[Records from a collection]
- - - -

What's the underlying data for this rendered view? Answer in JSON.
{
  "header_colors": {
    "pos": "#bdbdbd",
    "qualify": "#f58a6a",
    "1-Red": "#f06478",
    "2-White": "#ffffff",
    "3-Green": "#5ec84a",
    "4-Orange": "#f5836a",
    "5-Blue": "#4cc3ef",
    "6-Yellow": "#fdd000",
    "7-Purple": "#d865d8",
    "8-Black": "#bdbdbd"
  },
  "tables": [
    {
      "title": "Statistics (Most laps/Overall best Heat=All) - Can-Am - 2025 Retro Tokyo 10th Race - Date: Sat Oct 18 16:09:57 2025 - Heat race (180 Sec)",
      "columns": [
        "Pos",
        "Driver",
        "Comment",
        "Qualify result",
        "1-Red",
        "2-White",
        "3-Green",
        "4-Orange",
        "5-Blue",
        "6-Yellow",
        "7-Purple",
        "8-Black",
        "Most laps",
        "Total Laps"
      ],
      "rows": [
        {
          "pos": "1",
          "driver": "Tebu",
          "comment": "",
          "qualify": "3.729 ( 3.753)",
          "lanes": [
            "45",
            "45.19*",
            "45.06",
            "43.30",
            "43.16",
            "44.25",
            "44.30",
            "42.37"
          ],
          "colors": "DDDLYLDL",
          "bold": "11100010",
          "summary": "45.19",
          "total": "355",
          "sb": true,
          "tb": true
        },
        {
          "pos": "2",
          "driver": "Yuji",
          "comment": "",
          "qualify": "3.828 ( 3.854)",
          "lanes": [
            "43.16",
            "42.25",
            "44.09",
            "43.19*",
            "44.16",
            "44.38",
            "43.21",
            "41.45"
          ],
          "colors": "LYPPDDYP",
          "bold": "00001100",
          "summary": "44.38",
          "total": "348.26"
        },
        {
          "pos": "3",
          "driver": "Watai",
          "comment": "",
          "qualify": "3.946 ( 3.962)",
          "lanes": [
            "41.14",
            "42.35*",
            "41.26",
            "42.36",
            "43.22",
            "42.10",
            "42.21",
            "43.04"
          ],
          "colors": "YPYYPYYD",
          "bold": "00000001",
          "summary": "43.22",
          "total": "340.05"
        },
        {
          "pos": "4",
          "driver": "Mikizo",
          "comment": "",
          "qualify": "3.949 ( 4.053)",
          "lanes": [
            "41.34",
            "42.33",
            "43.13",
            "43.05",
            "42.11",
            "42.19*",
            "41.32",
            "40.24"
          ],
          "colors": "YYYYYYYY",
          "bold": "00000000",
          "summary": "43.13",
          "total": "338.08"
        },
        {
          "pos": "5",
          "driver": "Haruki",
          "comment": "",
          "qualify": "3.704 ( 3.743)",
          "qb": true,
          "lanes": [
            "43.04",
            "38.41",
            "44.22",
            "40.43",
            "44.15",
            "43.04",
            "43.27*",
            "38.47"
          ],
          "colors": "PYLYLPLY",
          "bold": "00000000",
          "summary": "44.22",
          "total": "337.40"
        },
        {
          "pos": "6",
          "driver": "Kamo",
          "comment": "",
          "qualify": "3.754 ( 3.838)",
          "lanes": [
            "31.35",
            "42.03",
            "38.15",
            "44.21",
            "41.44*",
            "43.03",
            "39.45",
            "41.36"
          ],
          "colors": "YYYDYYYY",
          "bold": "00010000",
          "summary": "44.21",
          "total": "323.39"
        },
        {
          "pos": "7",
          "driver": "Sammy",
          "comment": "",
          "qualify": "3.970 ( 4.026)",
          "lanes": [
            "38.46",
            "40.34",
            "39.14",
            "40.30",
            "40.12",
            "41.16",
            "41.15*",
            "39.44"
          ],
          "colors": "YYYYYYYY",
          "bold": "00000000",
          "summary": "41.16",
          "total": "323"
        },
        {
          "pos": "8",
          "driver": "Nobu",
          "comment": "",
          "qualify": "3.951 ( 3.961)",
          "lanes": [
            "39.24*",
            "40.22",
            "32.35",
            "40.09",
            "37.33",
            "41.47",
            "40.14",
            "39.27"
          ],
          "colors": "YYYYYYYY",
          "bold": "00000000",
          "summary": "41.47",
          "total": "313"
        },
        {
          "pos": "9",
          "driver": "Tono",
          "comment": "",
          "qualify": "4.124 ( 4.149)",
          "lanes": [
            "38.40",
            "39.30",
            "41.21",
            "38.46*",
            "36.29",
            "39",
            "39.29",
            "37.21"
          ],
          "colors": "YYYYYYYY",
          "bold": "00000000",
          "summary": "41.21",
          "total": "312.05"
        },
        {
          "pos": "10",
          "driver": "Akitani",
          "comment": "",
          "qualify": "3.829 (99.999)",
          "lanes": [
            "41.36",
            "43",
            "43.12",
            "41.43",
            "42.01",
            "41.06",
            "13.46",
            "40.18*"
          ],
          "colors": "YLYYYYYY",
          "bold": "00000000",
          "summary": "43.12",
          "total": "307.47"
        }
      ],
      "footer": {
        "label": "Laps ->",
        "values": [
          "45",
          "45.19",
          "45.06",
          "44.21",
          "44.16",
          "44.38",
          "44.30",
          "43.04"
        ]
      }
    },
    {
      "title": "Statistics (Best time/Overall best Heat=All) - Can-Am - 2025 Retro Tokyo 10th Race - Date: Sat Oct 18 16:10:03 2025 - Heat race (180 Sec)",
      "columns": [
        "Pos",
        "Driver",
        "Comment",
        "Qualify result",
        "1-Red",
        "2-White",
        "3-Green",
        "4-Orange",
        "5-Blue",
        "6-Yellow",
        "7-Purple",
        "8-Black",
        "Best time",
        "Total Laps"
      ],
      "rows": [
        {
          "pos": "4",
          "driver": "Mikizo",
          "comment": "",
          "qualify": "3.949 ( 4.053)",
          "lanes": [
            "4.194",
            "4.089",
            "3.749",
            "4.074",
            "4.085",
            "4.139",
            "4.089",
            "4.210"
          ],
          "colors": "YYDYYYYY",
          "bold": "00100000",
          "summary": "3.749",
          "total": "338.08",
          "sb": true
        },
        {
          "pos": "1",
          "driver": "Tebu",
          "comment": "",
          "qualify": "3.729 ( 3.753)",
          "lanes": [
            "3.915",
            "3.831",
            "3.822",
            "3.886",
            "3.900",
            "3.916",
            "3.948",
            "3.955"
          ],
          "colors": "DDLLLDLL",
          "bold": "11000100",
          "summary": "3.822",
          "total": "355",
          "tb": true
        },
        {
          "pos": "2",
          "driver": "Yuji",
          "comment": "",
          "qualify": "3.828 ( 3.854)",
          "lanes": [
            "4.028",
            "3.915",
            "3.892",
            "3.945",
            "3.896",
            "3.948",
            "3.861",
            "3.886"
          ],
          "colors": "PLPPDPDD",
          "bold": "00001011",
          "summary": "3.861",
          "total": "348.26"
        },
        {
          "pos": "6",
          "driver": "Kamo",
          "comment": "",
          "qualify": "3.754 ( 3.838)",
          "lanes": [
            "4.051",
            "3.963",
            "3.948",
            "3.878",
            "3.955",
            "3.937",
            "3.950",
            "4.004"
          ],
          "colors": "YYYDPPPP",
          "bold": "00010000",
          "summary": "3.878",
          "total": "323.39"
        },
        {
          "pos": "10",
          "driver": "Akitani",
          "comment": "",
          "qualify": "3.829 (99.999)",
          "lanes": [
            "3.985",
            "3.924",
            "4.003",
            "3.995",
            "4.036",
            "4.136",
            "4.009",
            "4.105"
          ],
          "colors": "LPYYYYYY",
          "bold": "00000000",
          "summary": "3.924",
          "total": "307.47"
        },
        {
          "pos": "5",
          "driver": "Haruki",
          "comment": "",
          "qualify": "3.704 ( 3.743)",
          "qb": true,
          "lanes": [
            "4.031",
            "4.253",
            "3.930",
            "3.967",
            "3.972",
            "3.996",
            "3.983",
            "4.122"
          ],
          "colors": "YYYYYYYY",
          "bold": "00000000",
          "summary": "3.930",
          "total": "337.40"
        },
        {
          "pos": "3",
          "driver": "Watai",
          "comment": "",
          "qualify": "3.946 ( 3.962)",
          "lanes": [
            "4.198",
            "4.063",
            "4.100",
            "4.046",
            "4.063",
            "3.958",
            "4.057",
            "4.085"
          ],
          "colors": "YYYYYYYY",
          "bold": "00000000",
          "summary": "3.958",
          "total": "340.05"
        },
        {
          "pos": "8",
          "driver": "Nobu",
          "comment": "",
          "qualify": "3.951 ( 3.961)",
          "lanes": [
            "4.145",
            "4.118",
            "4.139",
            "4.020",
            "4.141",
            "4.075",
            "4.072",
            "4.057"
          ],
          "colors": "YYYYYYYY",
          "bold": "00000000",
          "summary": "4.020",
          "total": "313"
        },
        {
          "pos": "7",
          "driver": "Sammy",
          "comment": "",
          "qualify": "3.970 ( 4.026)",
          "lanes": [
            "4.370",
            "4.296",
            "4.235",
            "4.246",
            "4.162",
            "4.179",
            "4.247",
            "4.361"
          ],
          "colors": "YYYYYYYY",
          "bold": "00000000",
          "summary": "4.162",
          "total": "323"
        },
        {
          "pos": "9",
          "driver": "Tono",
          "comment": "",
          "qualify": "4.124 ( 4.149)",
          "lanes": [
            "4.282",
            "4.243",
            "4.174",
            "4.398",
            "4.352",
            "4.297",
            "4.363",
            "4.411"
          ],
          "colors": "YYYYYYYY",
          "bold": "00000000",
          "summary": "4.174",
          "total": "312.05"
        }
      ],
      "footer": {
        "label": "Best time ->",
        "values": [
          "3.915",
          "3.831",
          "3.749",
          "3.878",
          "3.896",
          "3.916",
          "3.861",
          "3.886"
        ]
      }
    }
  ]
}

- - - -

* AIM OF THE EXERCISE
Take every line from the data above that holds "time" and copy it out.

* SOLUTION TO THIS PROBLEM
      "title": "Statistics (Best time/Overall best Heat=All) - Can-Am - 2025 Retro Tokyo 10th Race - Date: Sat Oct 18 16:10:03 2025 - Heat race (180 Sec)",
        "Best time",
        "label": "Best time ->",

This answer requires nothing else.